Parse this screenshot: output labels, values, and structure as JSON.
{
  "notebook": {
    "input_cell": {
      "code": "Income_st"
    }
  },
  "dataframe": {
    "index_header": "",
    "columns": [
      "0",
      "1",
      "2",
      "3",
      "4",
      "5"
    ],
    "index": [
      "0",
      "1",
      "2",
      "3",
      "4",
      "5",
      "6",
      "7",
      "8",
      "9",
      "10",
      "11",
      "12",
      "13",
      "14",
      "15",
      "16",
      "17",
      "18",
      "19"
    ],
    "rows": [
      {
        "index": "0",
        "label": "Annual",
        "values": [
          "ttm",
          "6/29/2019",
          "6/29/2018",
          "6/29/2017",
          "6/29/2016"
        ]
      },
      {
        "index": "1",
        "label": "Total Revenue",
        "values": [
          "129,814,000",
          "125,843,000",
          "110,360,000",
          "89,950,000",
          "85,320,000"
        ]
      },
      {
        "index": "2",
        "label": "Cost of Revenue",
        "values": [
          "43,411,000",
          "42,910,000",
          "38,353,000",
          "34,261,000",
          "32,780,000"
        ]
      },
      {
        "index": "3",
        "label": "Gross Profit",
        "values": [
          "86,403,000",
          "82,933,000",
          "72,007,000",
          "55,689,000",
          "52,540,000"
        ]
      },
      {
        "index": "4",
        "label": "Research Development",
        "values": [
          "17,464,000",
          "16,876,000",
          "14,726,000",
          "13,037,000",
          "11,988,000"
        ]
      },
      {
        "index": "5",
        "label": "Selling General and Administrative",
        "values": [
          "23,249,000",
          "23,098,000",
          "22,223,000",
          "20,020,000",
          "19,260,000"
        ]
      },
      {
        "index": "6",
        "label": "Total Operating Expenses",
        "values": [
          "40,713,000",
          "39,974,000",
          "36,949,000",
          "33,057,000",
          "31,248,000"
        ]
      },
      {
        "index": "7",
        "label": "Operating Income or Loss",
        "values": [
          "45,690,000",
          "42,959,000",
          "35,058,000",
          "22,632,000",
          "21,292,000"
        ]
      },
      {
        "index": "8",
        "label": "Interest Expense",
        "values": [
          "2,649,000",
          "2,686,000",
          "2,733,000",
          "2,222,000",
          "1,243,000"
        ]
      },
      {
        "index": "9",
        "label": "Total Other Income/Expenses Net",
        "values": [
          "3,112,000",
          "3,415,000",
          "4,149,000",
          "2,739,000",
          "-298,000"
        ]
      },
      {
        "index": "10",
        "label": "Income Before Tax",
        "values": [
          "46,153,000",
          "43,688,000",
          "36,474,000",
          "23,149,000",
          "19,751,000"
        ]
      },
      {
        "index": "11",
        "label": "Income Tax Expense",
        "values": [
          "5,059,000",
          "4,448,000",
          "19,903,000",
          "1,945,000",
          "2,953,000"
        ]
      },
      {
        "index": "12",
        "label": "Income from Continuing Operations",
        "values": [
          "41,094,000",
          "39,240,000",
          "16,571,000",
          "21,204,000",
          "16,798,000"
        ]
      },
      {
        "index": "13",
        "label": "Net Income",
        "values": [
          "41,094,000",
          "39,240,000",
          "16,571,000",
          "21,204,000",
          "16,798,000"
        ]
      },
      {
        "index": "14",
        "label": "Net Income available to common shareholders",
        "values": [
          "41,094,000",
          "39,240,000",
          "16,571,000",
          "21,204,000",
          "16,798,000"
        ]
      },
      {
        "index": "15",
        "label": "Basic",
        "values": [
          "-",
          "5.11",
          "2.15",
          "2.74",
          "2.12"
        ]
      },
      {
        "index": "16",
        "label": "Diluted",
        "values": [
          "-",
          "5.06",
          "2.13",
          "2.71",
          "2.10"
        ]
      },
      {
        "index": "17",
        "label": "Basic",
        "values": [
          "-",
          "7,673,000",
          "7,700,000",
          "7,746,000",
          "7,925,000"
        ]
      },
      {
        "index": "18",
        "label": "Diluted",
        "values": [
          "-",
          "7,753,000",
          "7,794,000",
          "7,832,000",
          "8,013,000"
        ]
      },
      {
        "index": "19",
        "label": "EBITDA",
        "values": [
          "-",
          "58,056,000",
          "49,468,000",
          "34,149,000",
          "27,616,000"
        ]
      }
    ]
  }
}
□ □ □ □
Restate the whole of the material exactly.

Answer to this task.
Parse this screenshot: output labels, values, and structure as JSON.
{
  "notebook": {
    "input_cell": {
      "code": "Income_st"
    }
  },
  "dataframe": {
    "index_header": "",
    "columns": [
      "0",
      "1",
      "2",
      "3",
      "4",
      "5"
    ],
    "index": [
      "0",
      "1",
      "2",
      "3",
      "4",
      "5",
      "6",
      "7",
      "8",
      "9",
      "10",
      "11",
      "12",
      "13",
      "14",
      "15",
      "16",
      "17",
      "18",
      "19"
    ],
    "rows": [
      {
        "index": "0",
        "label": "Annual",
        "values": [
          "ttm",
          "6/29/2019",
          "6/29/2018",
          "6/29/2017",
          "6/29/2016"
        ]
      },
      {
        "index": "1",
        "label": "Total Revenue",
        "values": [
          "129,814,000",
          "125,843,000",
          "110,360,000",
          "89,950,000",
          "85,320,000"
        ]
      },
      {
        "index": "2",
        "label": "Cost of Revenue",
        "values": [
          "43,411,000",
          "42,910,000",
          "38,353,000",
          "34,261,000",
          "32,780,000"
        ]
      },
      {
        "index": "3",
        "label": "Gross Profit",
        "values": [
          "86,403,000",
          "82,933,000",
          "72,007,000",
          "55,689,000",
          "52,540,000"
        ]
      },
      {
        "index": "4",
        "label": "Research Development",
        "values": [
          "17,464,000",
          "16,876,000",
          "14,726,000",
          "13,037,000",
          "11,988,000"
        ]
      },
      {
        "index": "5",
        "label": "Selling General and Administrative",
        "values": [
          "23,249,000",
          "23,098,000",
          "22,223,000",
          "20,020,000",
          "19,260,000"
        ]
      },
      {
        "index": "6",
        "label": "Total Operating Expenses",
        "values": [
          "40,713,000",
          "39,974,000",
          "36,949,000",
          "33,057,000",
          "31,248,000"
        ]
      },
      {
        "index": "7",
        "label": "Operating Income or Loss",
        "values": [
          "45,690,000",
          "42,959,000",
          "35,058,000",
          "22,632,000",
          "21,292,000"
        ]
      },
      {
        "index": "8",
        "label": "Interest Expense",
        "values": [
          "2,649,000",
          "2,686,000",
          "2,733,000",
          "2,222,000",
          "1,243,000"
        ]
      },
      {
        "index": "9",
        "label": "Total Other Income/Expenses Net",
        "values": [
          "3,112,000",
          "3,415,000",
          "4,149,000",
          "2,739,000",
          "-298,000"
        ]
      },
      {
        "index": "10",
        "label": "Income Before Tax",
        "values": [
          "46,153,000",
          "43,688,000",
          "36,474,000",
          "23,149,000",
          "19,751,000"
        ]
      },
      {
        "index": "11",
        "label": "Income Tax Expense",
        "values": [
          "5,059,000",
          "4,448,000",
          "19,903,000",
          "1,945,000",
          "2,953,000"
        ]
      },
      {
        "index": "12",
        "label": "Income from Continuing Operations",
        "values": [
          "41,094,000",
          "39,240,000",
          "16,571,000",
          "21,204,000",
          "16,798,000"
        ]
      },
      {
        "index": "13",
        "label": "Net Income",
        "values": [
          "41,094,000",
          "39,240,000",
          "16,571,000",
          "21,204,000",
          "16,798,000"
        ]
      },
      {
        "index": "14",
        "label": "Net Income available to common shareholders",
        "values": [
          "41,094,000",
          "39,240,000",
          "16,571,000",
          "21,204,000",
          "16,798,000"
        ]
      },
      {
        "index": "15",
        "label": "Basic",
        "values": [
          "-",
          "5.11",
          "2.15",
          "2.74",
          "2.12"
        ]
      },
      {
        "index": "16",
        "label": "Diluted",
        "values": [
          "-",
          "5.06",
          "2.13",
          "2.71",
          "2.10"
        ]
      },
      {
        "index": "17",
        "label": "Basic",
        "values": [
          "-",
          "7,673,000",
          "7,700,000",
          "7,746,000",
          "7,925,000"
        ]
      },
      {
        "index": "18",
        "label": "Diluted",
        "values": [
          "-",
          "7,753,000",
          "7,794,000",
          "7,832,000",
          "8,013,000"
        ]
      },
      {
        "index": "19",
        "label": "EBITDA",
        "values": [
          "-",
          "58,056,000",
          "49,468,000",
          "34,149,000",
          "27,616,000"
        ]
      }
    ]
  }
}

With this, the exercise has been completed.